Directions for this task: Repeat every line of the data exactly, but not the pictures.

Rows:
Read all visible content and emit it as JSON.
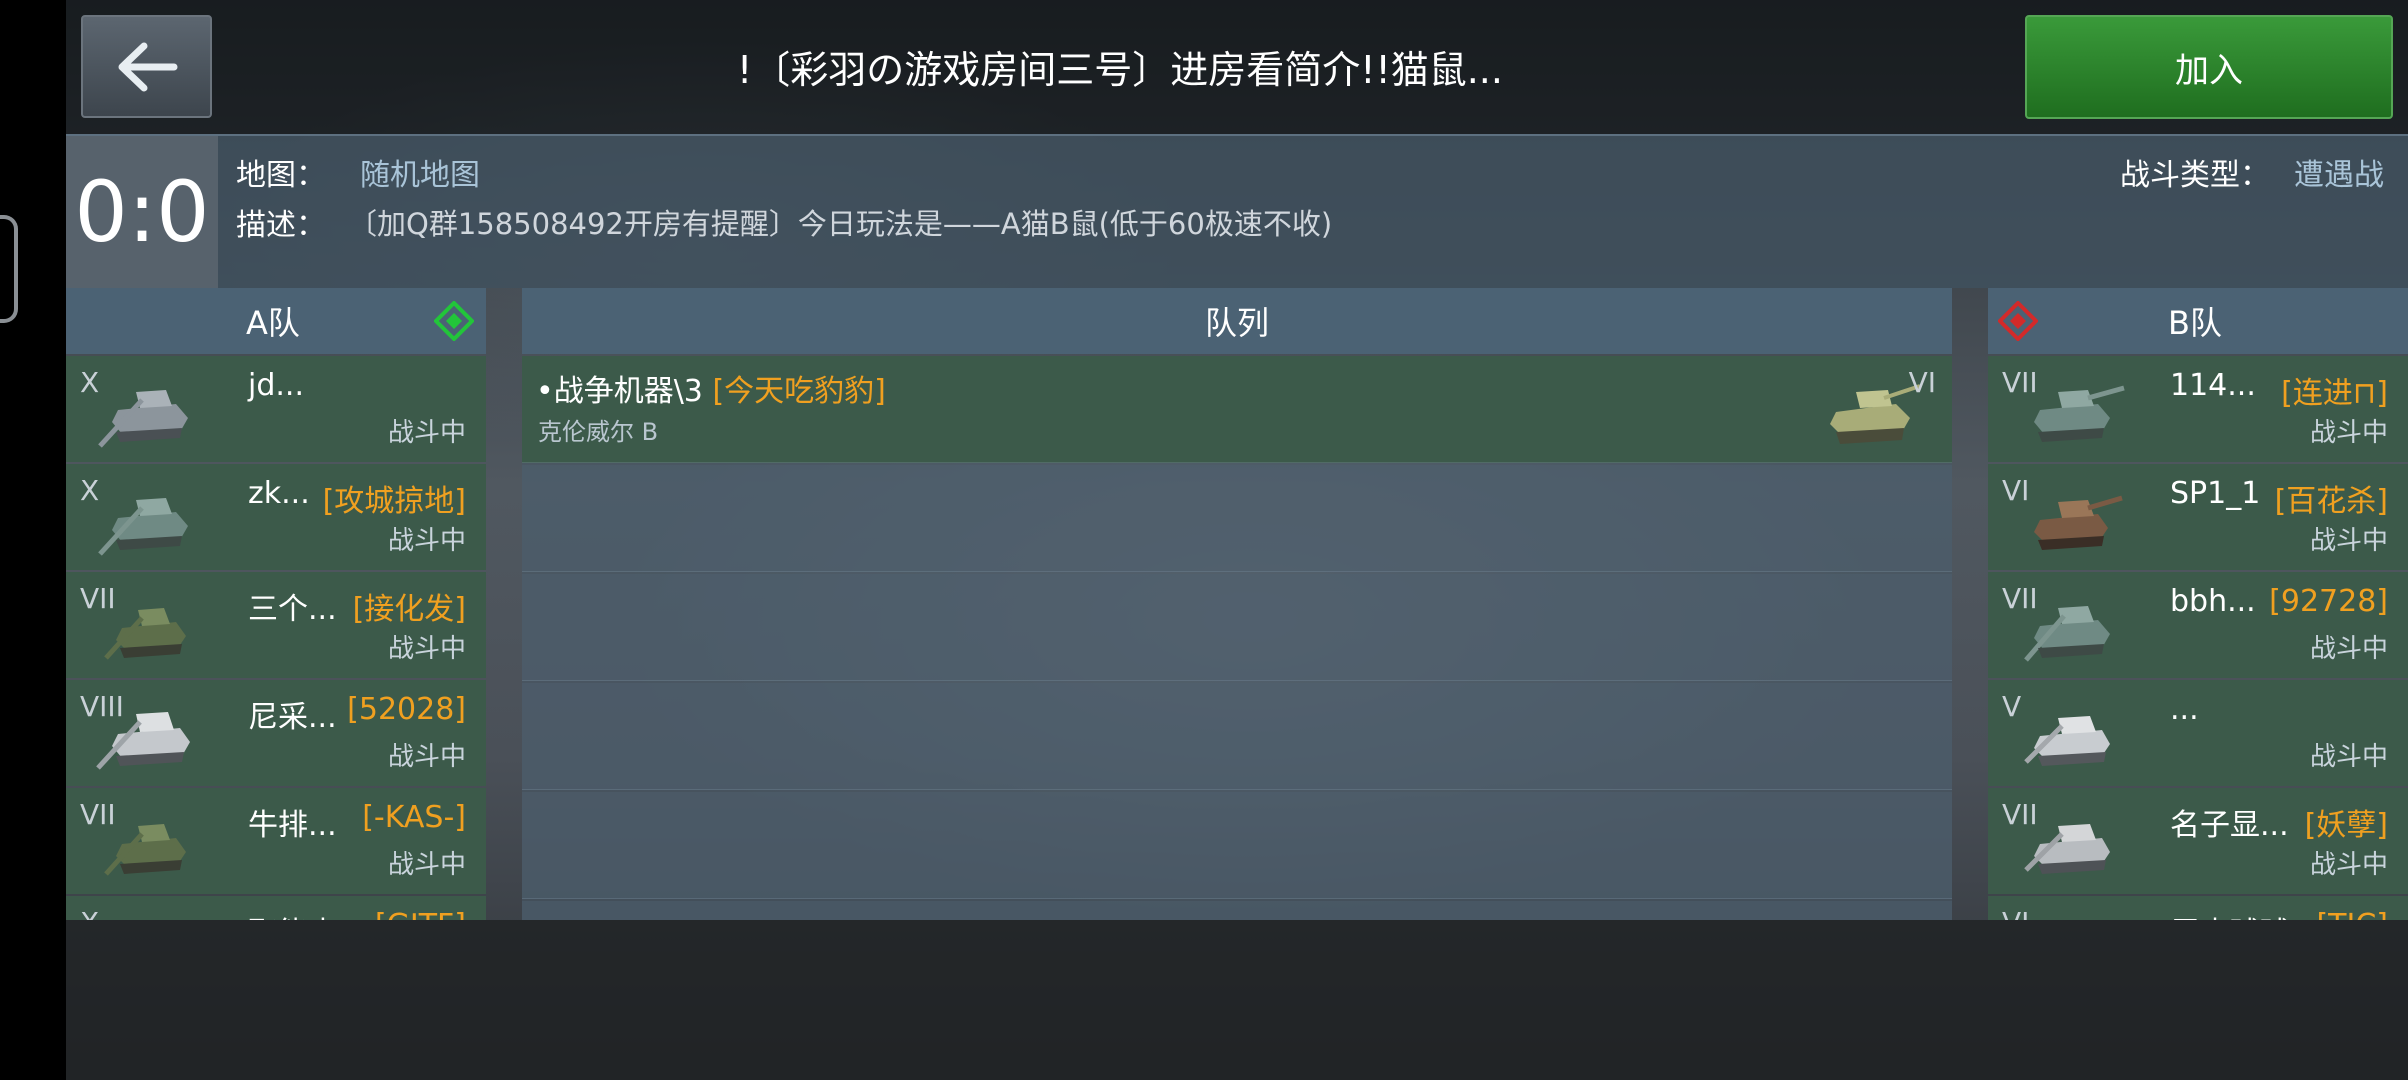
{
  "header": {
    "title": "!〔彩羽の游戏房间三号〕进房看简介!!猫鼠...",
    "join_label": "加入"
  },
  "info": {
    "score": "0:0",
    "map_label": "地图：",
    "map_value": "随机地图",
    "desc_label": "描述：",
    "desc_value": "〔加Q群158508492开房有提醒〕今日玩法是——A猫B鼠(低于60极速不收)",
    "battle_type_label": "战斗类型：",
    "battle_type_value": "遭遇战"
  },
  "team_a": {
    "title": "A队",
    "players": [
      {
        "tier": "X",
        "name": "jd...",
        "clan": "",
        "status": "战斗中"
      },
      {
        "tier": "X",
        "name": "zk...",
        "clan": "[攻城掠地]",
        "status": "战斗中"
      },
      {
        "tier": "VII",
        "name": "三个...",
        "clan": "[接化发]",
        "status": "战斗中"
      },
      {
        "tier": "VIII",
        "name": "尼采...",
        "clan": "[52028]",
        "status": "战斗中"
      },
      {
        "tier": "VII",
        "name": "牛排...",
        "clan": "[-KAS-]",
        "status": "战斗中"
      },
      {
        "tier": "X",
        "name": "聚能中...",
        "clan": "[GJTF]",
        "status": ""
      }
    ]
  },
  "queue": {
    "title": "队列",
    "entry": {
      "bullet": "•",
      "name": "战争机器\\3",
      "clan": "[今天吃豹豹]",
      "tank": "克伦威尔 B",
      "tier": "VI"
    }
  },
  "team_b": {
    "title": "B队",
    "players": [
      {
        "tier": "VII",
        "name": "114...",
        "clan": "[连进⊓]",
        "status": "战斗中"
      },
      {
        "tier": "VI",
        "name": "SP1_1",
        "clan": "[百花杀]",
        "status": "战斗中"
      },
      {
        "tier": "VII",
        "name": "bbh...",
        "clan": "[92728]",
        "status": "战斗中"
      },
      {
        "tier": "V",
        "name": "...",
        "clan": "",
        "status": "战斗中"
      },
      {
        "tier": "VII",
        "name": "名子显...",
        "clan": "[妖孽]",
        "status": "战斗中"
      },
      {
        "tier": "VI",
        "name": "屋内球球",
        "clan": "[TIC]",
        "status": ""
      }
    ]
  },
  "colors": {
    "join_green": "#2a8a2a",
    "clan_orange": "#f0a020",
    "team_a_marker": "#22c53a",
    "team_b_marker": "#d22a2a"
  },
  "icons": {
    "back": "back-arrow-icon",
    "team_a": "green-diamond-icon",
    "team_b": "red-diamond-icon",
    "tank": "tank-icon"
  }
}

Task response:
Read all visible content and emit it as JSON.
{
  "header": {
    "title": "!〔彩羽の游戏房间三号〕进房看简介!!猫鼠...",
    "join_label": "加入"
  },
  "info": {
    "score": "0:0",
    "map_label": "地图：",
    "map_value": "随机地图",
    "desc_label": "描述：",
    "desc_value": "〔加Q群158508492开房有提醒〕今日玩法是——A猫B鼠(低于60极速不收)",
    "battle_type_label": "战斗类型：",
    "battle_type_value": "遭遇战"
  },
  "team_a": {
    "title": "A队",
    "players": [
      {
        "tier": "X",
        "name": "jd...",
        "clan": "",
        "status": "战斗中"
      },
      {
        "tier": "X",
        "name": "zk...",
        "clan": "[攻城掠地]",
        "status": "战斗中"
      },
      {
        "tier": "VII",
        "name": "三个...",
        "clan": "[接化发]",
        "status": "战斗中"
      },
      {
        "tier": "VIII",
        "name": "尼采...",
        "clan": "[52028]",
        "status": "战斗中"
      },
      {
        "tier": "VII",
        "name": "牛排...",
        "clan": "[-KAS-]",
        "status": "战斗中"
      },
      {
        "tier": "X",
        "name": "聚能中...",
        "clan": "[GJTF]",
        "status": ""
      }
    ]
  },
  "queue": {
    "title": "队列",
    "entry": {
      "bullet": "•",
      "name": "战争机器\\3",
      "clan": "[今天吃豹豹]",
      "tank": "克伦威尔 B",
      "tier": "VI"
    }
  },
  "team_b": {
    "title": "B队",
    "players": [
      {
        "tier": "VII",
        "name": "114...",
        "clan": "[连进⊓]",
        "status": "战斗中"
      },
      {
        "tier": "VI",
        "name": "SP1_1",
        "clan": "[百花杀]",
        "status": "战斗中"
      },
      {
        "tier": "VII",
        "name": "bbh...",
        "clan": "[92728]",
        "status": "战斗中"
      },
      {
        "tier": "V",
        "name": "...",
        "clan": "",
        "status": "战斗中"
      },
      {
        "tier": "VII",
        "name": "名子显...",
        "clan": "[妖孽]",
        "status": "战斗中"
      },
      {
        "tier": "VI",
        "name": "屋内球球",
        "clan": "[TIC]",
        "status": ""
      }
    ]
  },
  "colors": {
    "join_green": "#2a8a2a",
    "clan_orange": "#f0a020",
    "team_a_marker": "#22c53a",
    "team_b_marker": "#d22a2a"
  },
  "icons": {
    "back": "back-arrow-icon",
    "team_a": "green-diamond-icon",
    "team_b": "red-diamond-icon",
    "tank": "tank-icon"
  }
}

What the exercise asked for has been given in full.